Retype every entry in its entirety, without alteration.

┄┄┄┄┄┄┄┄┄┄

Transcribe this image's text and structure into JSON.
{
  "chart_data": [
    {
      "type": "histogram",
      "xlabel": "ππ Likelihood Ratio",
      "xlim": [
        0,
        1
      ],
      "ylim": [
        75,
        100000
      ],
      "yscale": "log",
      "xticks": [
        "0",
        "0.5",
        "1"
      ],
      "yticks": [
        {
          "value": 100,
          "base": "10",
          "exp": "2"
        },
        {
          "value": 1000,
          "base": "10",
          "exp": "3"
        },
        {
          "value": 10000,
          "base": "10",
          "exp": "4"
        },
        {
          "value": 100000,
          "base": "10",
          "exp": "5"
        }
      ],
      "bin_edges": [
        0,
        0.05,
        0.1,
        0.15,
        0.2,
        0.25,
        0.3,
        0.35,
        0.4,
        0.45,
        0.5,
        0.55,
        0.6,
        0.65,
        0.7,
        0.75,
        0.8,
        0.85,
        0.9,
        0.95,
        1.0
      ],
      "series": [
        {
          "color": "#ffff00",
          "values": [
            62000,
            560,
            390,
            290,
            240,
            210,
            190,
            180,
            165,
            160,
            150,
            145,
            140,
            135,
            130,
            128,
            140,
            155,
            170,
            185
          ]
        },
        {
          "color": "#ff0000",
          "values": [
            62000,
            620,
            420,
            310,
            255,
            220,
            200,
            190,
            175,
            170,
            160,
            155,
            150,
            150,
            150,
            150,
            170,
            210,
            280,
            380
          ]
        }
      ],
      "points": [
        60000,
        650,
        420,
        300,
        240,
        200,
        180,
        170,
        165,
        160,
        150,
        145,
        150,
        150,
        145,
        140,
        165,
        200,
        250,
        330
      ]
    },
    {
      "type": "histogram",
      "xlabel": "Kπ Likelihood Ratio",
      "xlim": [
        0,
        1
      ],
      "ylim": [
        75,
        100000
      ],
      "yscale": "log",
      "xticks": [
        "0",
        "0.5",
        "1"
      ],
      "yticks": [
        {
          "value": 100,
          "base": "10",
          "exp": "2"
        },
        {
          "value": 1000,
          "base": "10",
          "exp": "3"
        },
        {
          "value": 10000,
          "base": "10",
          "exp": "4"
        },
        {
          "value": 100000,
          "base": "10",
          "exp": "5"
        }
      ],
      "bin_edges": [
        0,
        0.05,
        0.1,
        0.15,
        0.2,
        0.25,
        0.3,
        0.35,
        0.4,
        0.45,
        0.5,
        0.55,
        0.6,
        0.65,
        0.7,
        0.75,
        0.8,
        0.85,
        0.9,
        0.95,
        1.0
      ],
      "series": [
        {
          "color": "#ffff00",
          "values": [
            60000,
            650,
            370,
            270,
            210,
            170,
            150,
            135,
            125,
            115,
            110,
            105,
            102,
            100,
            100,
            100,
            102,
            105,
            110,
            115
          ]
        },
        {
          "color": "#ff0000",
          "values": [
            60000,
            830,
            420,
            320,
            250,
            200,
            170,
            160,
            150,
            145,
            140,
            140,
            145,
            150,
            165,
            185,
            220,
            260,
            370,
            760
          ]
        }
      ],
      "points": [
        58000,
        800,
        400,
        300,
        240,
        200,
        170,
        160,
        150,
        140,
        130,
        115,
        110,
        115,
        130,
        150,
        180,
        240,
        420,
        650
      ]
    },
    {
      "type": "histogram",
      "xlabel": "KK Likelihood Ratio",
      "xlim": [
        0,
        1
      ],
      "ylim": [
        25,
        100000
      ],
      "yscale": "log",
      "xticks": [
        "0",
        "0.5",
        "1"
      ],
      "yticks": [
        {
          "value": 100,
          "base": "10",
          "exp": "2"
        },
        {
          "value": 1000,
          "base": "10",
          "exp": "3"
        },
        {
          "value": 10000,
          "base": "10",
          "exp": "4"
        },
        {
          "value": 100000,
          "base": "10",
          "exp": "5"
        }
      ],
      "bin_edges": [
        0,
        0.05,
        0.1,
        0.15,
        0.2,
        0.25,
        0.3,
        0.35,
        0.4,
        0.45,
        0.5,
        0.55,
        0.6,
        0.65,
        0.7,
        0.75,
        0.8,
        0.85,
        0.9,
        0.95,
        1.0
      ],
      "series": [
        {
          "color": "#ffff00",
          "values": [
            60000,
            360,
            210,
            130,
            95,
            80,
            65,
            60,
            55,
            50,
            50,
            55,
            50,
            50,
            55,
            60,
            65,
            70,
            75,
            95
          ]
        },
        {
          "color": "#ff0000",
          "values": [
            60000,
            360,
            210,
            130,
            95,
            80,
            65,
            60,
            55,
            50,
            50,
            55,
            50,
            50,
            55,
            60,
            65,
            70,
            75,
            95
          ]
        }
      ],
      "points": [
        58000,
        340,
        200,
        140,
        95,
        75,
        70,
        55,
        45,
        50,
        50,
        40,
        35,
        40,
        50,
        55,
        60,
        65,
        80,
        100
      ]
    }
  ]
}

┄┄┄┄┄┄┄┄┄┄

ANSWER TO THIS PROBLEM
Transcribe this image's text and structure into JSON.
{
  "chart_data": [
    {
      "type": "histogram",
      "xlabel": "ππ Likelihood Ratio",
      "xlim": [
        0,
        1
      ],
      "ylim": [
        75,
        100000
      ],
      "yscale": "log",
      "xticks": [
        "0",
        "0.5",
        "1"
      ],
      "yticks": [
        {
          "value": 100,
          "base": "10",
          "exp": "2"
        },
        {
          "value": 1000,
          "base": "10",
          "exp": "3"
        },
        {
          "value": 10000,
          "base": "10",
          "exp": "4"
        },
        {
          "value": 100000,
          "base": "10",
          "exp": "5"
        }
      ],
      "bin_edges": [
        0,
        0.05,
        0.1,
        0.15,
        0.2,
        0.25,
        0.3,
        0.35,
        0.4,
        0.45,
        0.5,
        0.55,
        0.6,
        0.65,
        0.7,
        0.75,
        0.8,
        0.85,
        0.9,
        0.95,
        1.0
      ],
      "series": [
        {
          "color": "#ffff00",
          "values": [
            62000,
            560,
            390,
            290,
            240,
            210,
            190,
            180,
            165,
            160,
            150,
            145,
            140,
            135,
            130,
            128,
            140,
            155,
            170,
            185
          ]
        },
        {
          "color": "#ff0000",
          "values": [
            62000,
            620,
            420,
            310,
            255,
            220,
            200,
            190,
            175,
            170,
            160,
            155,
            150,
            150,
            150,
            150,
            170,
            210,
            280,
            380
          ]
        }
      ],
      "points": [
        60000,
        650,
        420,
        300,
        240,
        200,
        180,
        170,
        165,
        160,
        150,
        145,
        150,
        150,
        145,
        140,
        165,
        200,
        250,
        330
      ]
    },
    {
      "type": "histogram",
      "xlabel": "Kπ Likelihood Ratio",
      "xlim": [
        0,
        1
      ],
      "ylim": [
        75,
        100000
      ],
      "yscale": "log",
      "xticks": [
        "0",
        "0.5",
        "1"
      ],
      "yticks": [
        {
          "value": 100,
          "base": "10",
          "exp": "2"
        },
        {
          "value": 1000,
          "base": "10",
          "exp": "3"
        },
        {
          "value": 10000,
          "base": "10",
          "exp": "4"
        },
        {
          "value": 100000,
          "base": "10",
          "exp": "5"
        }
      ],
      "bin_edges": [
        0,
        0.05,
        0.1,
        0.15,
        0.2,
        0.25,
        0.3,
        0.35,
        0.4,
        0.45,
        0.5,
        0.55,
        0.6,
        0.65,
        0.7,
        0.75,
        0.8,
        0.85,
        0.9,
        0.95,
        1.0
      ],
      "series": [
        {
          "color": "#ffff00",
          "values": [
            60000,
            650,
            370,
            270,
            210,
            170,
            150,
            135,
            125,
            115,
            110,
            105,
            102,
            100,
            100,
            100,
            102,
            105,
            110,
            115
          ]
        },
        {
          "color": "#ff0000",
          "values": [
            60000,
            830,
            420,
            320,
            250,
            200,
            170,
            160,
            150,
            145,
            140,
            140,
            145,
            150,
            165,
            185,
            220,
            260,
            370,
            760
          ]
        }
      ],
      "points": [
        58000,
        800,
        400,
        300,
        240,
        200,
        170,
        160,
        150,
        140,
        130,
        115,
        110,
        115,
        130,
        150,
        180,
        240,
        420,
        650
      ]
    },
    {
      "type": "histogram",
      "xlabel": "KK Likelihood Ratio",
      "xlim": [
        0,
        1
      ],
      "ylim": [
        25,
        100000
      ],
      "yscale": "log",
      "xticks": [
        "0",
        "0.5",
        "1"
      ],
      "yticks": [
        {
          "value": 100,
          "base": "10",
          "exp": "2"
        },
        {
          "value": 1000,
          "base": "10",
          "exp": "3"
        },
        {
          "value": 10000,
          "base": "10",
          "exp": "4"
        },
        {
          "value": 100000,
          "base": "10",
          "exp": "5"
        }
      ],
      "bin_edges": [
        0,
        0.05,
        0.1,
        0.15,
        0.2,
        0.25,
        0.3,
        0.35,
        0.4,
        0.45,
        0.5,
        0.55,
        0.6,
        0.65,
        0.7,
        0.75,
        0.8,
        0.85,
        0.9,
        0.95,
        1.0
      ],
      "series": [
        {
          "color": "#ffff00",
          "values": [
            60000,
            360,
            210,
            130,
            95,
            80,
            65,
            60,
            55,
            50,
            50,
            55,
            50,
            50,
            55,
            60,
            65,
            70,
            75,
            95
          ]
        },
        {
          "color": "#ff0000",
          "values": [
            60000,
            360,
            210,
            130,
            95,
            80,
            65,
            60,
            55,
            50,
            50,
            55,
            50,
            50,
            55,
            60,
            65,
            70,
            75,
            95
          ]
        }
      ],
      "points": [
        58000,
        340,
        200,
        140,
        95,
        75,
        70,
        55,
        45,
        50,
        50,
        40,
        35,
        40,
        50,
        55,
        60,
        65,
        80,
        100
      ]
    }
  ]
}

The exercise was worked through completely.